===== ENTRIES

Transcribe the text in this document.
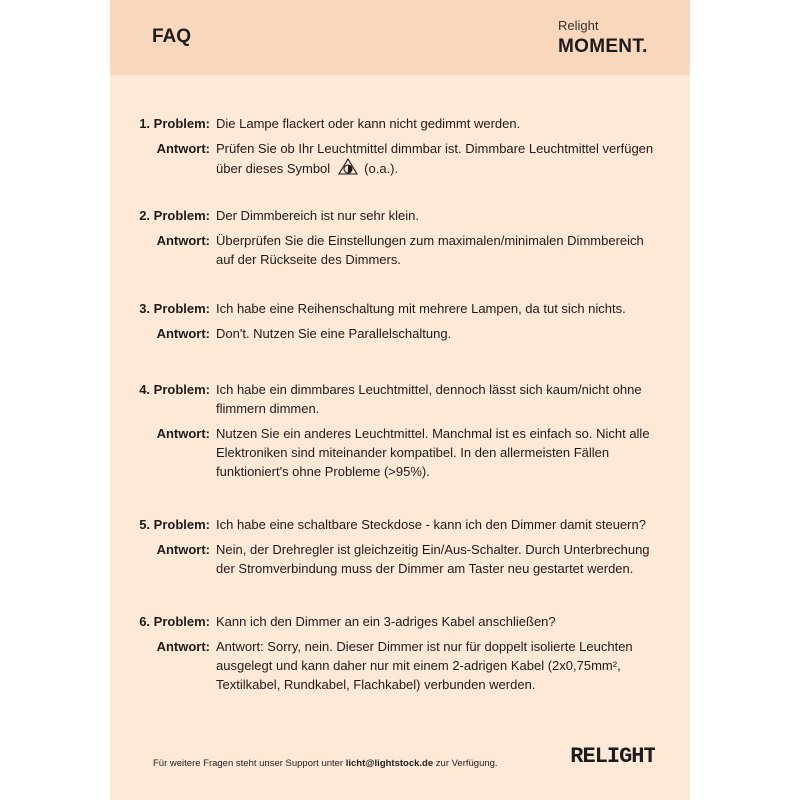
FAQ
Relight
MOMENT.
1. Problem: Die Lampe flackert oder kann nicht gedimmt werden.
Antwort: Prüfen Sie ob Ihr Leuchtmittel dimmbar ist. Dimmbare Leuchtmittel verfügen über dieses Symbol	(o.a.).
2. Problem: Der Dimmbereich ist nur sehr klein.
Antwort: Überprüfen Sie die Einstellungen zum maximalen/minimalen Dimmbereich auf der Rückseite des Dimmers.
3. Problem: Ich habe eine Reihenschaltung mit mehrere Lampen, da tut sich nichts.
Antwort: Don't. Nutzen Sie eine Parallelschaltung.
4. Problem: Ich habe ein dimmbares Leuchtmittel, dennoch lässt sich kaum/nicht ohne flimmern dimmen.
Antwort: Nutzen Sie ein anderes Leuchtmittel. Manchmal ist es einfach so. Nicht alle Elektroniken sind miteinander kompatibel. In den allermeisten Fällen funktioniert's ohne Probleme (>95%).
5. Problem: Ich habe eine schaltbare Steckdose - kann ich den Dimmer damit steuern?
Antwort: Nein, der Drehregler ist gleichzeitig Ein/Aus-Schalter. Durch Unterbrechung der Stromverbindung muss der Dimmer am Taster neu gestartet werden.
6. Problem: Kann ich den Dimmer an ein 3-adriges Kabel anschließen?
Antwort: Antwort: Sorry, nein. Dieser Dimmer ist nur für doppelt isolierte Leuchten ausgelegt und kann daher nur mit einem 2-adrigen Kabel (2x0,75mm², Textilkabel, Rundkabel, Flachkabel) verbunden werden.
Für weitere Fragen steht unser Support unter licht@lightstock.de zur Verfügung.	RELIGHT
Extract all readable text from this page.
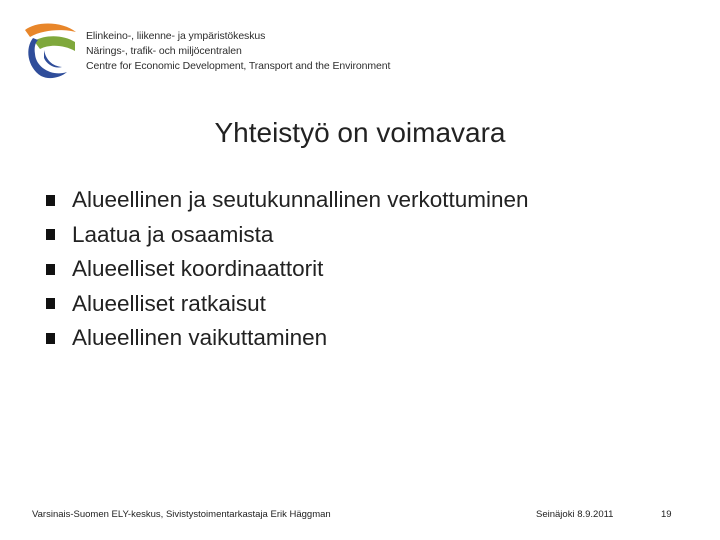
Elinkeino-, liikenne- ja ympäristökeskus
Närings-, trafik- och miljöcentralen
Centre for Economic Development, Transport and the Environment
Yhteistyö on voimavara
Alueellinen ja seutukunnallinen verkottuminen
Laatua ja osaamista
Alueelliset koordinaattorit
Alueelliset ratkaisut
Alueellinen vaikuttaminen
Varsinais-Suomen ELY-keskus, Sivistystoimentarkastaja Erik Häggman	Seinäjoki 8.9.2011	19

==========

■ WHAT NEEDS TO BE DONE:
Every record above should be written out again exactly; the pictures stay out of the copy.

■ CORRECT RESULT:
Transcribe the text in this document.
FAQ
Relight
MOMENT.
1. Problem: Die Lampe flackert oder kann nicht gedimmt werden.
Antwort: Prüfen Sie ob Ihr Leuchtmittel dimmbar ist. Dimmbare Leuchtmittel verfügen über dieses Symbol	(o.a.).
2. Problem: Der Dimmbereich ist nur sehr klein.
Antwort: Überprüfen Sie die Einstellungen zum maximalen/minimalen Dimmbereich auf der Rückseite des Dimmers.
3. Problem: Ich habe eine Reihenschaltung mit mehrere Lampen, da tut sich nichts.
Antwort: Don't. Nutzen Sie eine Parallelschaltung.
4. Problem: Ich habe ein dimmbares Leuchtmittel, dennoch lässt sich kaum/nicht ohne flimmern dimmen.
Antwort: Nutzen Sie ein anderes Leuchtmittel. Manchmal ist es einfach so. Nicht alle Elektroniken sind miteinander kompatibel. In den allermeisten Fällen funktioniert's ohne Probleme (>95%).
5. Problem: Ich habe eine schaltbare Steckdose - kann ich den Dimmer damit steuern?
Antwort: Nein, der Drehregler ist gleichzeitig Ein/Aus-Schalter. Durch Unterbrechung der Stromverbindung muss der Dimmer am Taster neu gestartet werden.
6. Problem: Kann ich den Dimmer an ein 3-adriges Kabel anschließen?
Antwort: Antwort: Sorry, nein. Dieser Dimmer ist nur für doppelt isolierte Leuchten ausgelegt und kann daher nur mit einem 2-adrigen Kabel (2x0,75mm², Textilkabel, Rundkabel, Flachkabel) verbunden werden.
Für weitere Fragen steht unser Support unter licht@lightstock.de zur Verfügung.	RELIGHT
Extract all readable text from this page.
Elinkeino-, liikenne- ja ympäristökeskus
Närings-, trafik- och miljöcentralen
Centre for Economic Development, Transport and the Environment
Yhteistyö on voimavara
Alueellinen ja seutukunnallinen verkottuminen
Laatua ja osaamista
Alueelliset koordinaattorit
Alueelliset ratkaisut
Alueellinen vaikuttaminen
Varsinais-Suomen ELY-keskus, Sivistystoimentarkastaja Erik Häggman	Seinäjoki 8.9.2011	19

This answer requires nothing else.